(Dataset records on visual material)
===
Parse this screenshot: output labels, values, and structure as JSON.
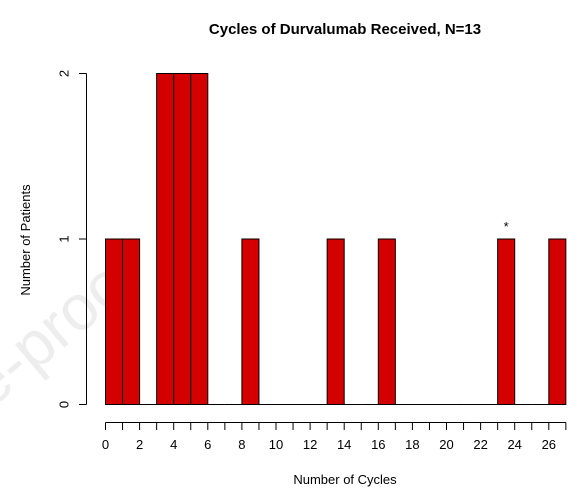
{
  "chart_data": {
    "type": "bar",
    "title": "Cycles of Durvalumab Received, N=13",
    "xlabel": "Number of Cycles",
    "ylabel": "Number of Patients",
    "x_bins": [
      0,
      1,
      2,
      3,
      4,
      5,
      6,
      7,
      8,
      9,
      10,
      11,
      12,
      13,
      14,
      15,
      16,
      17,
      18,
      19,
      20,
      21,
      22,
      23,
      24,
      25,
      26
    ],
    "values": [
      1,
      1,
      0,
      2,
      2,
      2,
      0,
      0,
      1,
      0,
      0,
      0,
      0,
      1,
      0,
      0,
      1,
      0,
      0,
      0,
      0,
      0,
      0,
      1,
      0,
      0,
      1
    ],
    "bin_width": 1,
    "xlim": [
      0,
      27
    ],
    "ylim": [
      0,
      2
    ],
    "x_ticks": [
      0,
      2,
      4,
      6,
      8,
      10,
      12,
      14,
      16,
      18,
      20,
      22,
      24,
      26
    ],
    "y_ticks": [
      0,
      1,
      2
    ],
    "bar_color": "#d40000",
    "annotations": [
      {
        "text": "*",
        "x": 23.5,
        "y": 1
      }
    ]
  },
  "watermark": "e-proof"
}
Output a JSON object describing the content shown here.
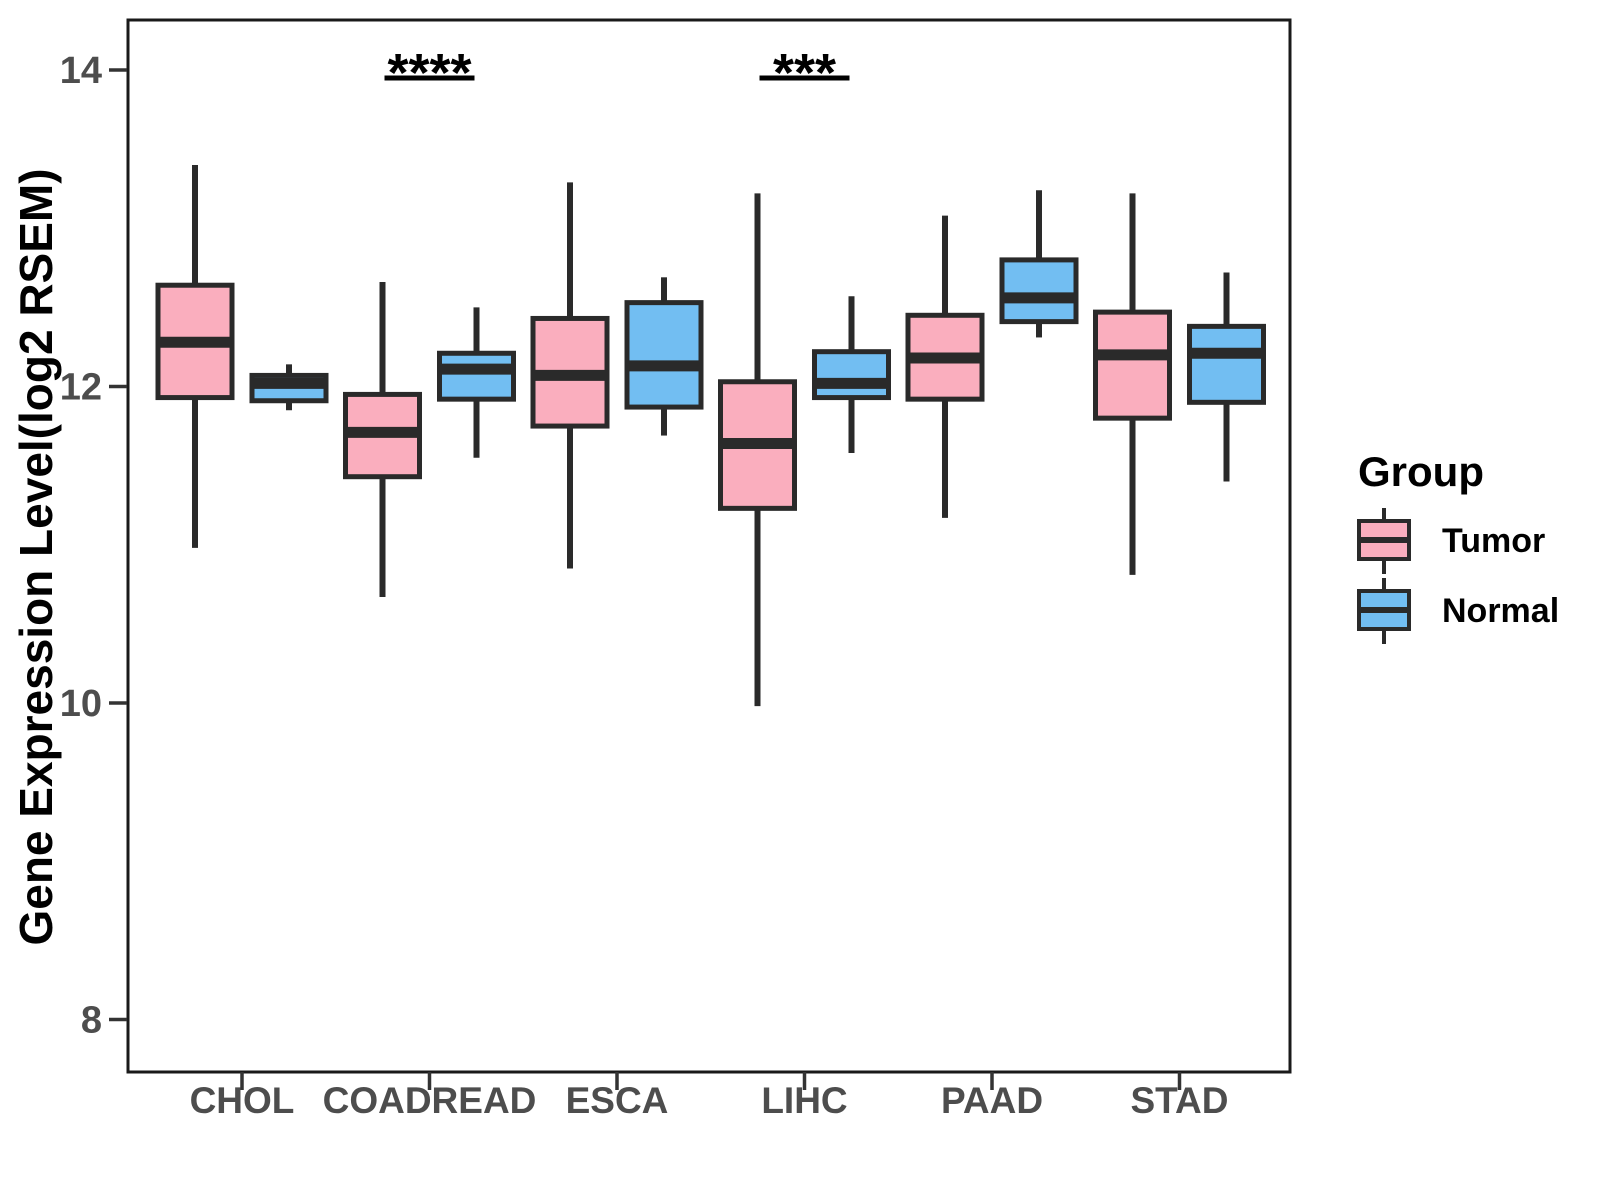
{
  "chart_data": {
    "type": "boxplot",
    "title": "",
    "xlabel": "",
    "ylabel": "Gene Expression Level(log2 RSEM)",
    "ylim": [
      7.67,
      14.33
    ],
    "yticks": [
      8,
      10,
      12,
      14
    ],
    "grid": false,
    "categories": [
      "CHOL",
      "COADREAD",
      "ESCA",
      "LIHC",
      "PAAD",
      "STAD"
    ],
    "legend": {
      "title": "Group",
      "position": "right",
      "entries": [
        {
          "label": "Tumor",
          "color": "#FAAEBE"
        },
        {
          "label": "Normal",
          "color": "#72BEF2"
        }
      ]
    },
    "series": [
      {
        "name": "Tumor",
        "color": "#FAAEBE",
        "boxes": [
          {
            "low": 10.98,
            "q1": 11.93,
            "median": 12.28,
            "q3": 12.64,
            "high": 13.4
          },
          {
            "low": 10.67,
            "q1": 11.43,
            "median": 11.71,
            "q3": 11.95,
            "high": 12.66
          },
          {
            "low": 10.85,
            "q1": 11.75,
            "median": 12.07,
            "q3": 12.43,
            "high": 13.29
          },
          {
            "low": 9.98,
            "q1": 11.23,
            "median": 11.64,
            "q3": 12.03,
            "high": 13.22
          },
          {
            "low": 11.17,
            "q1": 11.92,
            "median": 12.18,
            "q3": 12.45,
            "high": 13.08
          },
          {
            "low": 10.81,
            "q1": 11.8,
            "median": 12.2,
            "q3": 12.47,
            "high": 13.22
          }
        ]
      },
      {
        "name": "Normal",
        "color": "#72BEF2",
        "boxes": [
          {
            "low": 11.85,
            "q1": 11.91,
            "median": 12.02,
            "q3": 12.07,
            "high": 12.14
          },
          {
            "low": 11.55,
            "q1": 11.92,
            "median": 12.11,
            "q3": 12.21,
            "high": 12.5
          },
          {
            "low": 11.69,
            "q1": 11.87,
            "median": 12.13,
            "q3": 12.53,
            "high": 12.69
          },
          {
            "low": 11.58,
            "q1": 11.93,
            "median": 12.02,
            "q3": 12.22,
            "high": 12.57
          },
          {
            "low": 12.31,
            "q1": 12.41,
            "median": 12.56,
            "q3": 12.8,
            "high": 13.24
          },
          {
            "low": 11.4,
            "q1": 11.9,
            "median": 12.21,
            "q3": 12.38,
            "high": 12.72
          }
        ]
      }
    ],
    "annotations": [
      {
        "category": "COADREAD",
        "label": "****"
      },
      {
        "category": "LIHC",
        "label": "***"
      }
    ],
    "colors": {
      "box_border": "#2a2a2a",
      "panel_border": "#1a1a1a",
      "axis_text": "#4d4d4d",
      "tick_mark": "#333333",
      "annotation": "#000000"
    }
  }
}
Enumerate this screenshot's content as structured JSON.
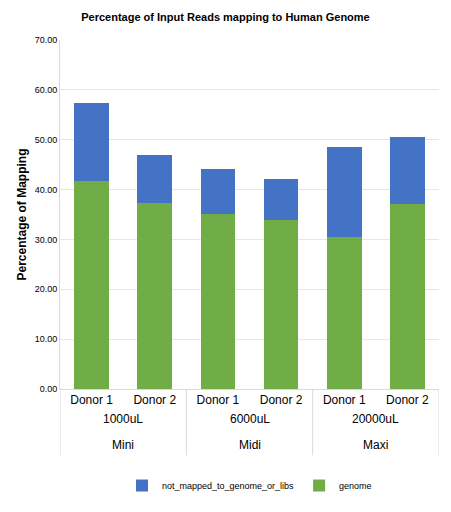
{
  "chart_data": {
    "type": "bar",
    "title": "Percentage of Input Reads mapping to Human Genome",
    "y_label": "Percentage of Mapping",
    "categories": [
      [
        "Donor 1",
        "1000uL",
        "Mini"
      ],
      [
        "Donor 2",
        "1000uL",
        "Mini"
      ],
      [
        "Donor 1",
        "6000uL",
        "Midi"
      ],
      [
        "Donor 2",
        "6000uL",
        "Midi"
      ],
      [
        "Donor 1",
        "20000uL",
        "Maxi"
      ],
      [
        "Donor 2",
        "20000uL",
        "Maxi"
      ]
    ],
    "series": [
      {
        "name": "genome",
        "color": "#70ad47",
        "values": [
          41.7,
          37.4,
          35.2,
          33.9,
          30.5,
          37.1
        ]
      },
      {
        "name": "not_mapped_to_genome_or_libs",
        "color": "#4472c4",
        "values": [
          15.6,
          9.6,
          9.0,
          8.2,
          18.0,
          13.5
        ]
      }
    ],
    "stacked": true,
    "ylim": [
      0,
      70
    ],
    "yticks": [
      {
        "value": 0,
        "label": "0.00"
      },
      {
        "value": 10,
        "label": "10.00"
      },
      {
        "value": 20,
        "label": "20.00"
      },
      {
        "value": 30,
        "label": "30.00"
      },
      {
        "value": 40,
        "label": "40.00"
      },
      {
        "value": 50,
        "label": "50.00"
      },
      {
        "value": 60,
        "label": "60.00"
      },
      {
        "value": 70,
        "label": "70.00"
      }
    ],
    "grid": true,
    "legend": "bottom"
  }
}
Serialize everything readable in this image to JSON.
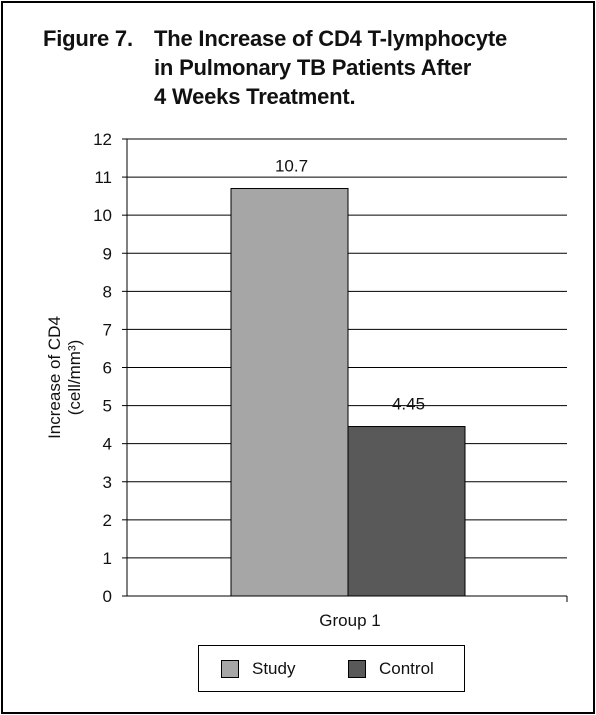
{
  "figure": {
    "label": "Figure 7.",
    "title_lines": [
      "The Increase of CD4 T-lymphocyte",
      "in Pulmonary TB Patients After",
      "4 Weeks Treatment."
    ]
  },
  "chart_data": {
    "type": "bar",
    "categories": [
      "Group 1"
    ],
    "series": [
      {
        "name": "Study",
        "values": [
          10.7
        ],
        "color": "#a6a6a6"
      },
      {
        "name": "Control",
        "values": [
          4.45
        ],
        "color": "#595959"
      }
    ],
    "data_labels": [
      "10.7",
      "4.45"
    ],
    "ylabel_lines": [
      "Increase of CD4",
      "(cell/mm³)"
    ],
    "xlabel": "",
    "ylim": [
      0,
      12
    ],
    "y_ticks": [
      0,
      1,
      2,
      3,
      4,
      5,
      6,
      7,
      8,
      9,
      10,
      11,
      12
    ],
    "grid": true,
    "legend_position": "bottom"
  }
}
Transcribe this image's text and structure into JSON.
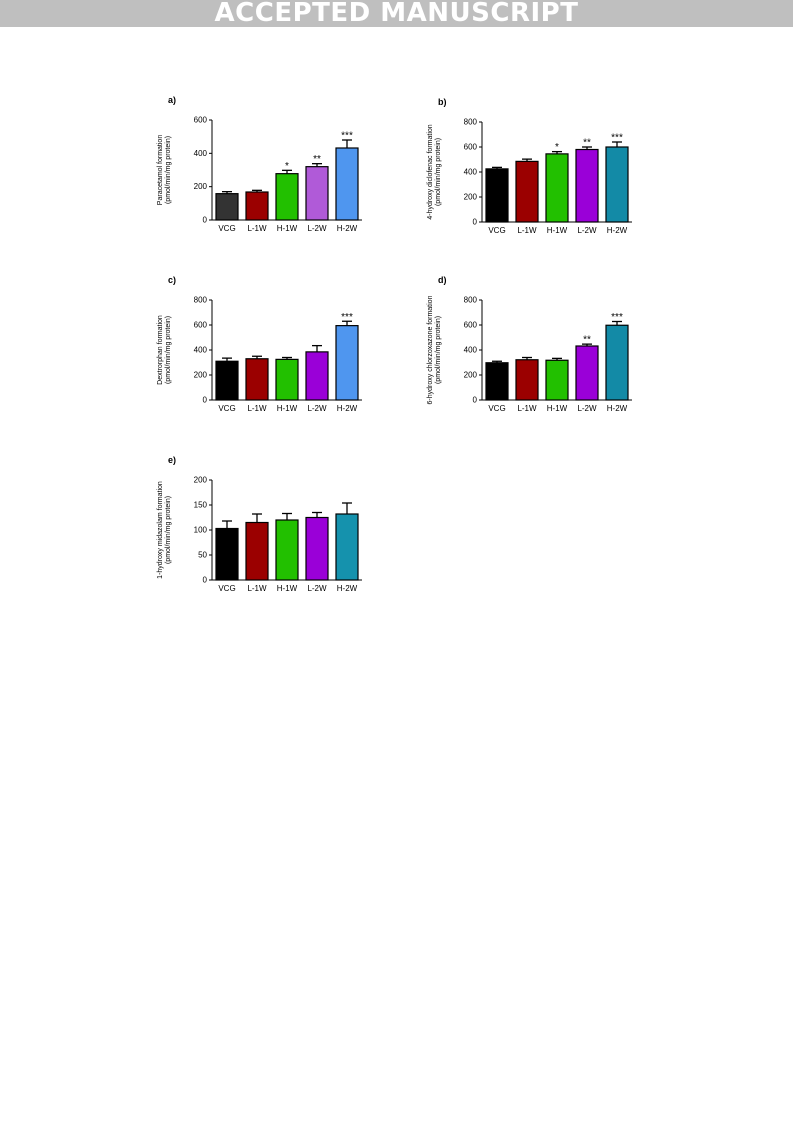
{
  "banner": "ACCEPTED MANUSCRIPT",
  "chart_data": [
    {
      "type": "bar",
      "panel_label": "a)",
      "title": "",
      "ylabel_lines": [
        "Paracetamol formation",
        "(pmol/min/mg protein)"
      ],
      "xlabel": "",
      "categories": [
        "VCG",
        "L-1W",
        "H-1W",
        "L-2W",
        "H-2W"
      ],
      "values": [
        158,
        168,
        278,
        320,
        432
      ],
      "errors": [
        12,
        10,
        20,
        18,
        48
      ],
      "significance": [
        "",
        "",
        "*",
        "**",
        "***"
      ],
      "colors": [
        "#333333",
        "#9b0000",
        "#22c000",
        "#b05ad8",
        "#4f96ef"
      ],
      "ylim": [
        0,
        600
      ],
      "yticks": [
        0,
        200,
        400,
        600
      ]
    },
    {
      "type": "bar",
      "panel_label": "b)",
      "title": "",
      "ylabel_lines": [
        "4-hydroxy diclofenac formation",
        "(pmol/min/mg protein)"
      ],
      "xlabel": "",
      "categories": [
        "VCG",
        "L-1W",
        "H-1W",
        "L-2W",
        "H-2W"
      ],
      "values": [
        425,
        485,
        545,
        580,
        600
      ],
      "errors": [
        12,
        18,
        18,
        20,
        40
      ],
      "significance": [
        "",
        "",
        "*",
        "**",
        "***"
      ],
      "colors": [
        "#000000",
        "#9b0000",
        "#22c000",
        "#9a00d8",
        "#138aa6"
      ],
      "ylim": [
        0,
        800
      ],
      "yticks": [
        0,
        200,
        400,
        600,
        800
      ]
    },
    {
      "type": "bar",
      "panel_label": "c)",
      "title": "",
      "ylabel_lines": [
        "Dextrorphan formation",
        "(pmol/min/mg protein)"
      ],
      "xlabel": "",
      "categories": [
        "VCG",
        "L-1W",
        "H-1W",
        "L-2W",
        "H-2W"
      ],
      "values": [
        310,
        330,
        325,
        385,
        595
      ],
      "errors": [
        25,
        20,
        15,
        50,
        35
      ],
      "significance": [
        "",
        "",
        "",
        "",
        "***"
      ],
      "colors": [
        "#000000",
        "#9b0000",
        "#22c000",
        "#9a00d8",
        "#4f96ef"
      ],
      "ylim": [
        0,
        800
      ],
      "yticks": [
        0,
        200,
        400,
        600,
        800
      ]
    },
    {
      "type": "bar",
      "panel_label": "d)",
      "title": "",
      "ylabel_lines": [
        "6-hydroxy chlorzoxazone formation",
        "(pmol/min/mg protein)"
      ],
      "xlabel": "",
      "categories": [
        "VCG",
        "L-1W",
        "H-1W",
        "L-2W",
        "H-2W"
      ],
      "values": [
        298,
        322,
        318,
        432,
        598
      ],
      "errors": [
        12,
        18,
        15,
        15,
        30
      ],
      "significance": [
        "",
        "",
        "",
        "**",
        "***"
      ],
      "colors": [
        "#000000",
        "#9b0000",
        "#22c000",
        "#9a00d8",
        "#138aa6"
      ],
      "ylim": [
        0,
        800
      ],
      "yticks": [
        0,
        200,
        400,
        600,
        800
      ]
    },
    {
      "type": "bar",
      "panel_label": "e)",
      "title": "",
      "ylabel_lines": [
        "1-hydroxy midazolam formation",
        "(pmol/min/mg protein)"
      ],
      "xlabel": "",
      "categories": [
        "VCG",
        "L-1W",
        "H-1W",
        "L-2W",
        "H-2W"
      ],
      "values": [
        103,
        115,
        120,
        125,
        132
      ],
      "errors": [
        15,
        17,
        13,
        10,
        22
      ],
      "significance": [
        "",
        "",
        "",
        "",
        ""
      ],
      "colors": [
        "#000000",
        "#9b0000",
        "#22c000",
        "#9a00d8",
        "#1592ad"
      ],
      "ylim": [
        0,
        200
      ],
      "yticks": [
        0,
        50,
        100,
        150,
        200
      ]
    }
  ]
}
===
**What to work on**
Find the lines in the records above that hold the word "JSON", and give only how many there are.

**Output of the exercise**
5